### Direction
Repeat the records below exactly, leaving out any pictures.

■ ■ ■ ■

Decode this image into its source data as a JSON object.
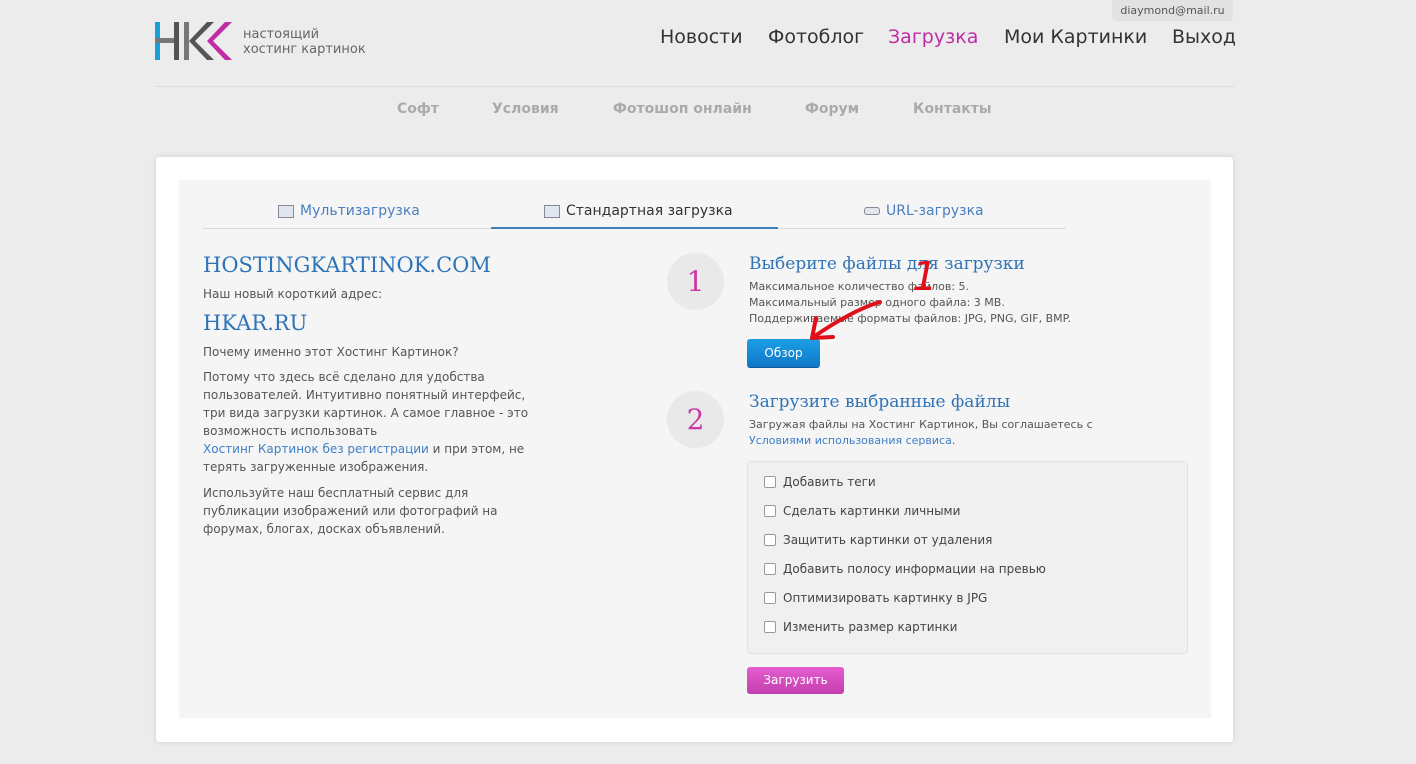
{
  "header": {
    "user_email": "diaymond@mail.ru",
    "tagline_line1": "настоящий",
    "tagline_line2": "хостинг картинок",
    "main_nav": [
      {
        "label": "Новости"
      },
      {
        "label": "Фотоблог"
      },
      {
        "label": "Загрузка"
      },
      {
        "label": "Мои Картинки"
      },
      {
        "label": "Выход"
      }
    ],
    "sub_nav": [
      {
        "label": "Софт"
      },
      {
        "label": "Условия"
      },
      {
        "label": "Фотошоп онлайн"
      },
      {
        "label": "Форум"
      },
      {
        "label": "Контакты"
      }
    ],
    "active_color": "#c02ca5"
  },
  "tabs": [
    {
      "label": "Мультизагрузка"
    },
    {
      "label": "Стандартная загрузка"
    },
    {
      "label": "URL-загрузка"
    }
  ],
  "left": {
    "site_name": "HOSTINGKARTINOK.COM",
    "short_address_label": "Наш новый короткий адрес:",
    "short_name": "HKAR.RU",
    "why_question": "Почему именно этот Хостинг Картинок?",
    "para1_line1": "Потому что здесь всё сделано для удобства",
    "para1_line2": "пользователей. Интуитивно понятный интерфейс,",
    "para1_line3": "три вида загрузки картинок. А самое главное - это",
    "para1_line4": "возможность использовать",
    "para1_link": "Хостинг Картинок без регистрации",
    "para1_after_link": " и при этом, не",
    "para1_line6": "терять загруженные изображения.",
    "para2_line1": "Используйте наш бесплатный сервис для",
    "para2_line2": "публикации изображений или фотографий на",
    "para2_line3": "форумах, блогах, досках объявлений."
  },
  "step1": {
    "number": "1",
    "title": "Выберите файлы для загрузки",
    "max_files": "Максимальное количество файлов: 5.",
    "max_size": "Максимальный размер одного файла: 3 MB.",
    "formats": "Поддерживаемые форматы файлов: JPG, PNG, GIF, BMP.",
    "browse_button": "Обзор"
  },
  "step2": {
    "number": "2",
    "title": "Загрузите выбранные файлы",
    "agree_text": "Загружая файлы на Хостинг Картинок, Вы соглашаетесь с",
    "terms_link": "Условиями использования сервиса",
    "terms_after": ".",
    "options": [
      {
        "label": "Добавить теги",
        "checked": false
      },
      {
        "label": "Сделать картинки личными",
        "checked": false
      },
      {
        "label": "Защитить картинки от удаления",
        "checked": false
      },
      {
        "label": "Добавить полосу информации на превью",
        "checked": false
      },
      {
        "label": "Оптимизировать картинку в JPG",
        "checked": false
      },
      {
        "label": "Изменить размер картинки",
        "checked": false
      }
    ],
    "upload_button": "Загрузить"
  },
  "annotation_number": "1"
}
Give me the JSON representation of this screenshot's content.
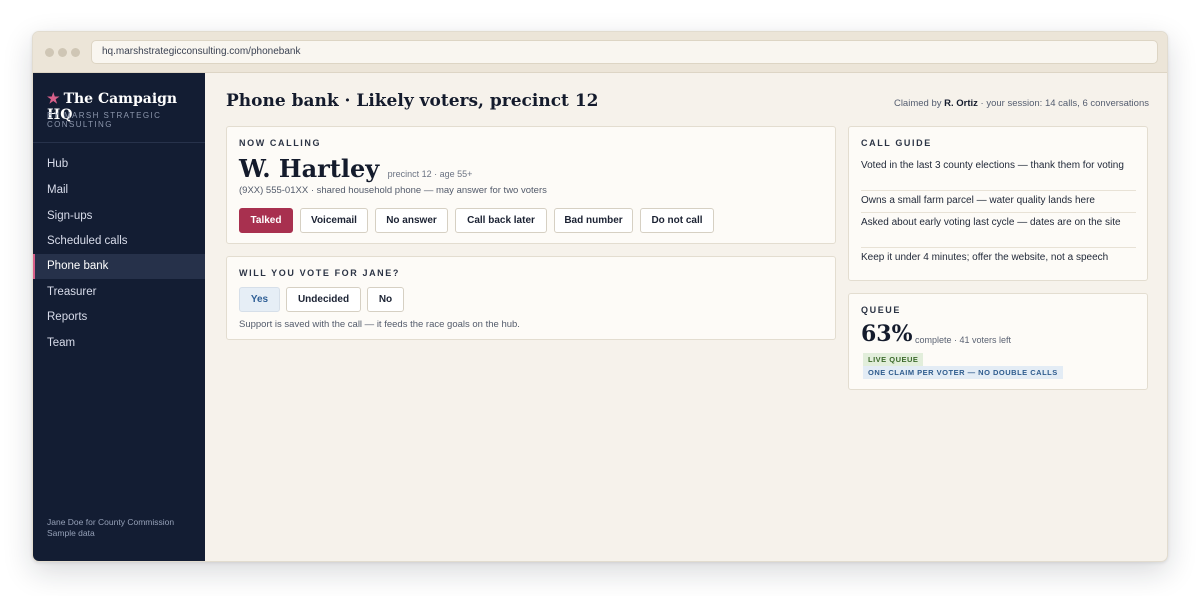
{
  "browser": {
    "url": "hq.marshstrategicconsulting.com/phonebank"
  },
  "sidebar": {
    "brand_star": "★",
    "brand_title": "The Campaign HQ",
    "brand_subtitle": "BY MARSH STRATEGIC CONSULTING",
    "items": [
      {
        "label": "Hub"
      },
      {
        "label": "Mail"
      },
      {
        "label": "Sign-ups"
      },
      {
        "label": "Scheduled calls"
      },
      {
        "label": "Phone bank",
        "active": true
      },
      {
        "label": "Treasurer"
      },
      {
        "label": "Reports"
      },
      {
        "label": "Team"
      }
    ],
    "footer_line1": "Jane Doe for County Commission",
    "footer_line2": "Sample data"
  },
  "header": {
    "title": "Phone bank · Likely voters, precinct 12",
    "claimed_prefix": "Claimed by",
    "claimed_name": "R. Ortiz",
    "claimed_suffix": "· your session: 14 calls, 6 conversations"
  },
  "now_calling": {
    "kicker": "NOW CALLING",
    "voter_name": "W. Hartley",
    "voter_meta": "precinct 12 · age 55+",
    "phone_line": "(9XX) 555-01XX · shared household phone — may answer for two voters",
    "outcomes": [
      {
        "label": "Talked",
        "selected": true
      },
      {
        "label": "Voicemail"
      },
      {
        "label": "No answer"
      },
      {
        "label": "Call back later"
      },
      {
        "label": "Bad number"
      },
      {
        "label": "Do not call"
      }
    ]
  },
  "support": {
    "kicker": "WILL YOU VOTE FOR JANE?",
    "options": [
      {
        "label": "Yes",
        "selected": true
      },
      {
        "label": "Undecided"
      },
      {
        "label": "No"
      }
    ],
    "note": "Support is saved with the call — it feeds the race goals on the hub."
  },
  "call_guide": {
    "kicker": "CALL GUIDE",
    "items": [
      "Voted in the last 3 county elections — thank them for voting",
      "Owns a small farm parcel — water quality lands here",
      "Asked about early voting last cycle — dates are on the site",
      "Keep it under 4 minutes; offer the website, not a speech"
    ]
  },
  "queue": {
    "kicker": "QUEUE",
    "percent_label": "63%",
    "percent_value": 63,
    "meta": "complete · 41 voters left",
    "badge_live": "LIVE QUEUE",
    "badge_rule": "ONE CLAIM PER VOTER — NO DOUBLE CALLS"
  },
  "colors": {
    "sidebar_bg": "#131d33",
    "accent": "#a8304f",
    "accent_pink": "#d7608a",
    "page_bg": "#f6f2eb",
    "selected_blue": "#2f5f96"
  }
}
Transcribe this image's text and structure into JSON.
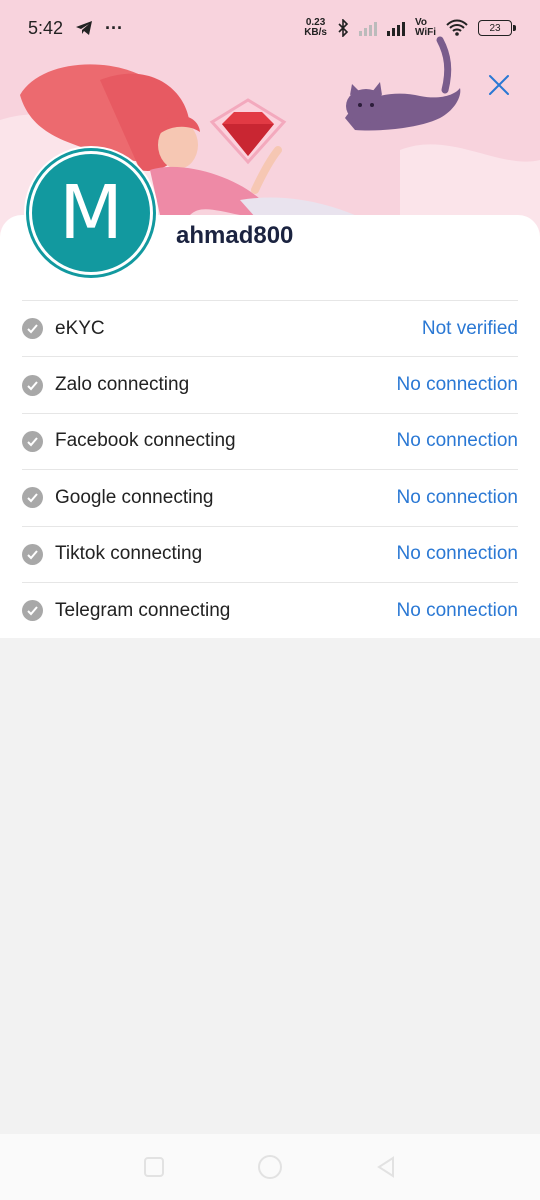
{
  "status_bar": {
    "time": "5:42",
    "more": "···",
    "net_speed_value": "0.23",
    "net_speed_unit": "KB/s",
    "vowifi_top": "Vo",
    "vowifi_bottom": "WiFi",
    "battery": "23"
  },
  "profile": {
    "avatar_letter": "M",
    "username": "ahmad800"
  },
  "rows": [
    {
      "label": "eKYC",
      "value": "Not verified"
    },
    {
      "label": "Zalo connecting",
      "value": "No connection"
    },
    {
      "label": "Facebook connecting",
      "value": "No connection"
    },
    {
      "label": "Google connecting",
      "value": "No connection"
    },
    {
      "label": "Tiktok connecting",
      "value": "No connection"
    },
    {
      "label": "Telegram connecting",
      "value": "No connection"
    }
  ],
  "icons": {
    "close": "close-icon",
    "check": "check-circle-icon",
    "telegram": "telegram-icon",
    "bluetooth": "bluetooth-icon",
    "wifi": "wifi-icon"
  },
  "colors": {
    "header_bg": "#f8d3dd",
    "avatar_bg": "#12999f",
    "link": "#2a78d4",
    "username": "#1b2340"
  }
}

■ ■ ■ ■

### Result below
Decode this image into its source data as a JSON object.
{
  "header": {
    "user_email": "diaymond@mail.ru",
    "tagline_line1": "настоящий",
    "tagline_line2": "хостинг картинок",
    "main_nav": [
      {
        "label": "Новости"
      },
      {
        "label": "Фотоблог"
      },
      {
        "label": "Загрузка"
      },
      {
        "label": "Мои Картинки"
      },
      {
        "label": "Выход"
      }
    ],
    "sub_nav": [
      {
        "label": "Софт"
      },
      {
        "label": "Условия"
      },
      {
        "label": "Фотошоп онлайн"
      },
      {
        "label": "Форум"
      },
      {
        "label": "Контакты"
      }
    ],
    "active_color": "#c02ca5"
  },
  "tabs": [
    {
      "label": "Мультизагрузка"
    },
    {
      "label": "Стандартная загрузка"
    },
    {
      "label": "URL-загрузка"
    }
  ],
  "left": {
    "site_name": "HOSTINGKARTINOK.COM",
    "short_address_label": "Наш новый короткий адрес:",
    "short_name": "HKAR.RU",
    "why_question": "Почему именно этот Хостинг Картинок?",
    "para1_line1": "Потому что здесь всё сделано для удобства",
    "para1_line2": "пользователей. Интуитивно понятный интерфейс,",
    "para1_line3": "три вида загрузки картинок. А самое главное - это",
    "para1_line4": "возможность использовать",
    "para1_link": "Хостинг Картинок без регистрации",
    "para1_after_link": " и при этом, не",
    "para1_line6": "терять загруженные изображения.",
    "para2_line1": "Используйте наш бесплатный сервис для",
    "para2_line2": "публикации изображений или фотографий на",
    "para2_line3": "форумах, блогах, досках объявлений."
  },
  "step1": {
    "number": "1",
    "title": "Выберите файлы для загрузки",
    "max_files": "Максимальное количество файлов: 5.",
    "max_size": "Максимальный размер одного файла: 3 MB.",
    "formats": "Поддерживаемые форматы файлов: JPG, PNG, GIF, BMP.",
    "browse_button": "Обзор"
  },
  "step2": {
    "number": "2",
    "title": "Загрузите выбранные файлы",
    "agree_text": "Загружая файлы на Хостинг Картинок, Вы соглашаетесь с",
    "terms_link": "Условиями использования сервиса",
    "terms_after": ".",
    "options": [
      {
        "label": "Добавить теги",
        "checked": false
      },
      {
        "label": "Сделать картинки личными",
        "checked": false
      },
      {
        "label": "Защитить картинки от удаления",
        "checked": false
      },
      {
        "label": "Добавить полосу информации на превью",
        "checked": false
      },
      {
        "label": "Оптимизировать картинку в JPG",
        "checked": false
      },
      {
        "label": "Изменить размер картинки",
        "checked": false
      }
    ],
    "upload_button": "Загрузить"
  },
  "annotation_number": "1"
}
Give me the JSON representation of this screenshot's content.
{
  "browser": {
    "url": "hq.marshstrategicconsulting.com/phonebank"
  },
  "sidebar": {
    "brand_star": "★",
    "brand_title": "The Campaign HQ",
    "brand_subtitle": "BY MARSH STRATEGIC CONSULTING",
    "items": [
      {
        "label": "Hub"
      },
      {
        "label": "Mail"
      },
      {
        "label": "Sign-ups"
      },
      {
        "label": "Scheduled calls"
      },
      {
        "label": "Phone bank",
        "active": true
      },
      {
        "label": "Treasurer"
      },
      {
        "label": "Reports"
      },
      {
        "label": "Team"
      }
    ],
    "footer_line1": "Jane Doe for County Commission",
    "footer_line2": "Sample data"
  },
  "header": {
    "title": "Phone bank · Likely voters, precinct 12",
    "claimed_prefix": "Claimed by",
    "claimed_name": "R. Ortiz",
    "claimed_suffix": "· your session: 14 calls, 6 conversations"
  },
  "now_calling": {
    "kicker": "NOW CALLING",
    "voter_name": "W. Hartley",
    "voter_meta": "precinct 12 · age 55+",
    "phone_line": "(9XX) 555-01XX · shared household phone — may answer for two voters",
    "outcomes": [
      {
        "label": "Talked",
        "selected": true
      },
      {
        "label": "Voicemail"
      },
      {
        "label": "No answer"
      },
      {
        "label": "Call back later"
      },
      {
        "label": "Bad number"
      },
      {
        "label": "Do not call"
      }
    ]
  },
  "support": {
    "kicker": "WILL YOU VOTE FOR JANE?",
    "options": [
      {
        "label": "Yes",
        "selected": true
      },
      {
        "label": "Undecided"
      },
      {
        "label": "No"
      }
    ],
    "note": "Support is saved with the call — it feeds the race goals on the hub."
  },
  "call_guide": {
    "kicker": "CALL GUIDE",
    "items": [
      "Voted in the last 3 county elections — thank them for voting",
      "Owns a small farm parcel — water quality lands here",
      "Asked about early voting last cycle — dates are on the site",
      "Keep it under 4 minutes; offer the website, not a speech"
    ]
  },
  "queue": {
    "kicker": "QUEUE",
    "percent_label": "63%",
    "percent_value": 63,
    "meta": "complete · 41 voters left",
    "badge_live": "LIVE QUEUE",
    "badge_rule": "ONE CLAIM PER VOTER — NO DOUBLE CALLS"
  },
  "colors": {
    "sidebar_bg": "#131d33",
    "accent": "#a8304f",
    "accent_pink": "#d7608a",
    "page_bg": "#f6f2eb",
    "selected_blue": "#2f5f96"
  }
}
Transcribe this image's text and structure into JSON.
{
  "status_bar": {
    "time": "5:42",
    "more": "···",
    "net_speed_value": "0.23",
    "net_speed_unit": "KB/s",
    "vowifi_top": "Vo",
    "vowifi_bottom": "WiFi",
    "battery": "23"
  },
  "profile": {
    "avatar_letter": "M",
    "username": "ahmad800"
  },
  "rows": [
    {
      "label": "eKYC",
      "value": "Not verified"
    },
    {
      "label": "Zalo connecting",
      "value": "No connection"
    },
    {
      "label": "Facebook connecting",
      "value": "No connection"
    },
    {
      "label": "Google connecting",
      "value": "No connection"
    },
    {
      "label": "Tiktok connecting",
      "value": "No connection"
    },
    {
      "label": "Telegram connecting",
      "value": "No connection"
    }
  ],
  "icons": {
    "close": "close-icon",
    "check": "check-circle-icon",
    "telegram": "telegram-icon",
    "bluetooth": "bluetooth-icon",
    "wifi": "wifi-icon"
  },
  "colors": {
    "header_bg": "#f8d3dd",
    "avatar_bg": "#12999f",
    "link": "#2a78d4",
    "username": "#1b2340"
  }
}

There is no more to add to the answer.